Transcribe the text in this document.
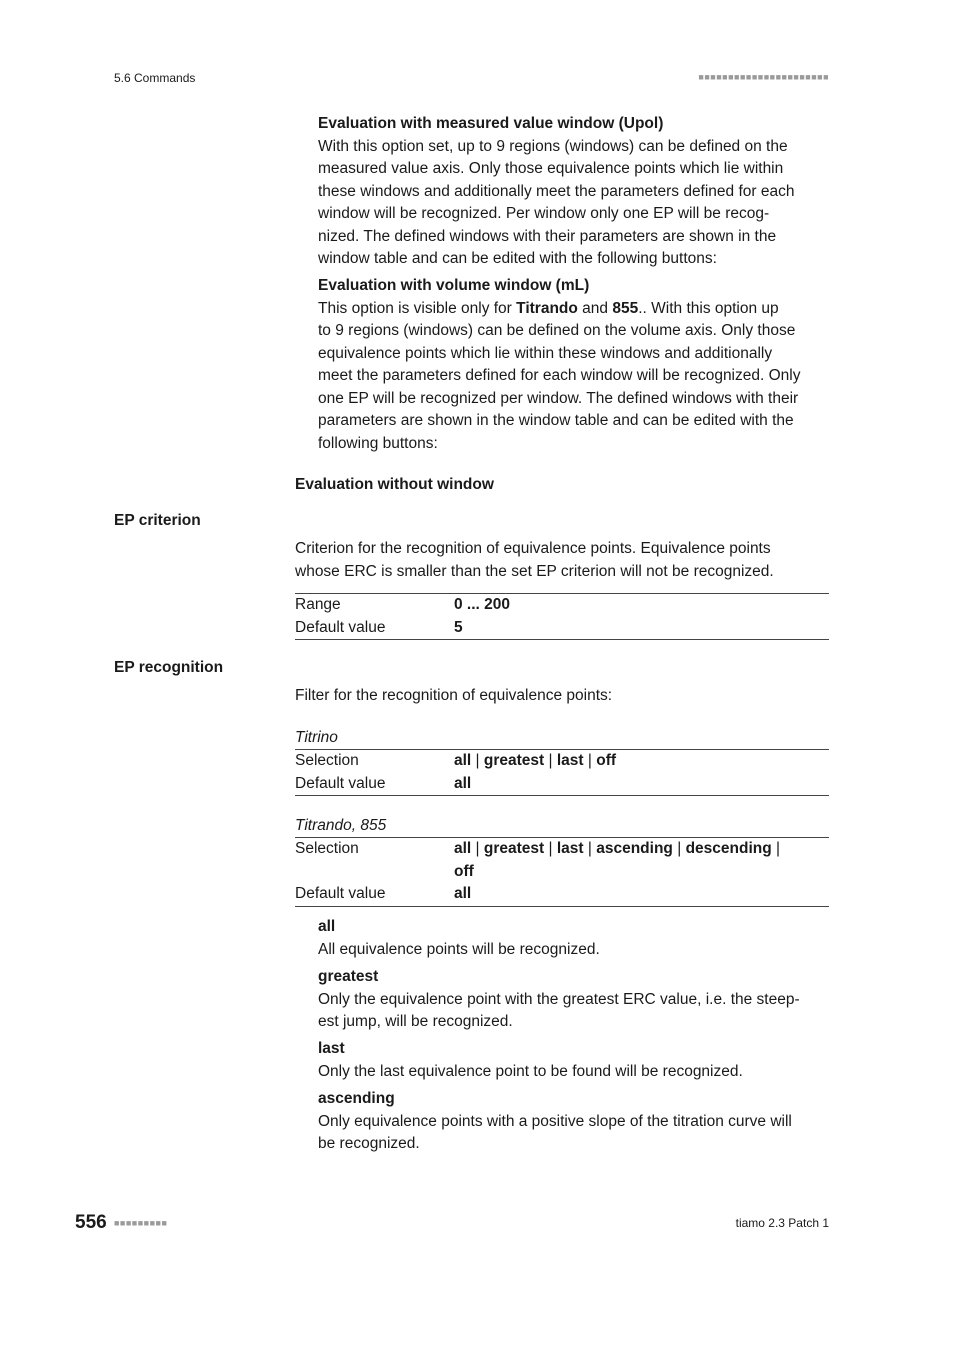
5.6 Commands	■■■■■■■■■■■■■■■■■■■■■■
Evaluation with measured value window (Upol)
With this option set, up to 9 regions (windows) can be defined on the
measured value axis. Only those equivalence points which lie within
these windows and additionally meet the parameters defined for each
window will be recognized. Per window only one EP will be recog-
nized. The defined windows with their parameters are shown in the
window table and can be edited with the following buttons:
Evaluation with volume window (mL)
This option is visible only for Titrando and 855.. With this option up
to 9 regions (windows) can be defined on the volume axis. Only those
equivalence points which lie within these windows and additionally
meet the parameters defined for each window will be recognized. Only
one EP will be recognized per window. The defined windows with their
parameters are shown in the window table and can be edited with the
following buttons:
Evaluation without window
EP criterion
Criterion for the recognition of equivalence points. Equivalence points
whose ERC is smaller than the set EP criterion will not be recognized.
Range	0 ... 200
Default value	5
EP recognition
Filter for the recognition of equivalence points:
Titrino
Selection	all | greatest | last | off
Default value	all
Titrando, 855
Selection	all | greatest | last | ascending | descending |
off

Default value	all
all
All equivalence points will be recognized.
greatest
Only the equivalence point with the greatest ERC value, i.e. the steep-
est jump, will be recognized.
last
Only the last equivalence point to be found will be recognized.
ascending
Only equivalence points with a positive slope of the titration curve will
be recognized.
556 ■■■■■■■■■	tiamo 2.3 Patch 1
——
*Directions for this task:* Make an exact copy of all the material, but keep the pictures out of it.

*Task answer:*
Transcribe the text in this document.
5.6 Commands	■■■■■■■■■■■■■■■■■■■■■■
Evaluation with measured value window (Upol)
With this option set, up to 9 regions (windows) can be defined on the
measured value axis. Only those equivalence points which lie within
these windows and additionally meet the parameters defined for each
window will be recognized. Per window only one EP will be recog-
nized. The defined windows with their parameters are shown in the
window table and can be edited with the following buttons:
Evaluation with volume window (mL)
This option is visible only for Titrando and 855.. With this option up
to 9 regions (windows) can be defined on the volume axis. Only those
equivalence points which lie within these windows and additionally
meet the parameters defined for each window will be recognized. Only
one EP will be recognized per window. The defined windows with their
parameters are shown in the window table and can be edited with the
following buttons:
Evaluation without window
EP criterion
Criterion for the recognition of equivalence points. Equivalence points
whose ERC is smaller than the set EP criterion will not be recognized.
Range	0 ... 200
Default value	5
EP recognition
Filter for the recognition of equivalence points:
Titrino
Selection	all | greatest | last | off
Default value	all
Titrando, 855
Selection	all | greatest | last | ascending | descending |
off

Default value	all
all
All equivalence points will be recognized.
greatest
Only the equivalence point with the greatest ERC value, i.e. the steep-
est jump, will be recognized.
last
Only the last equivalence point to be found will be recognized.
ascending
Only equivalence points with a positive slope of the titration curve will
be recognized.
556 ■■■■■■■■■	tiamo 2.3 Patch 1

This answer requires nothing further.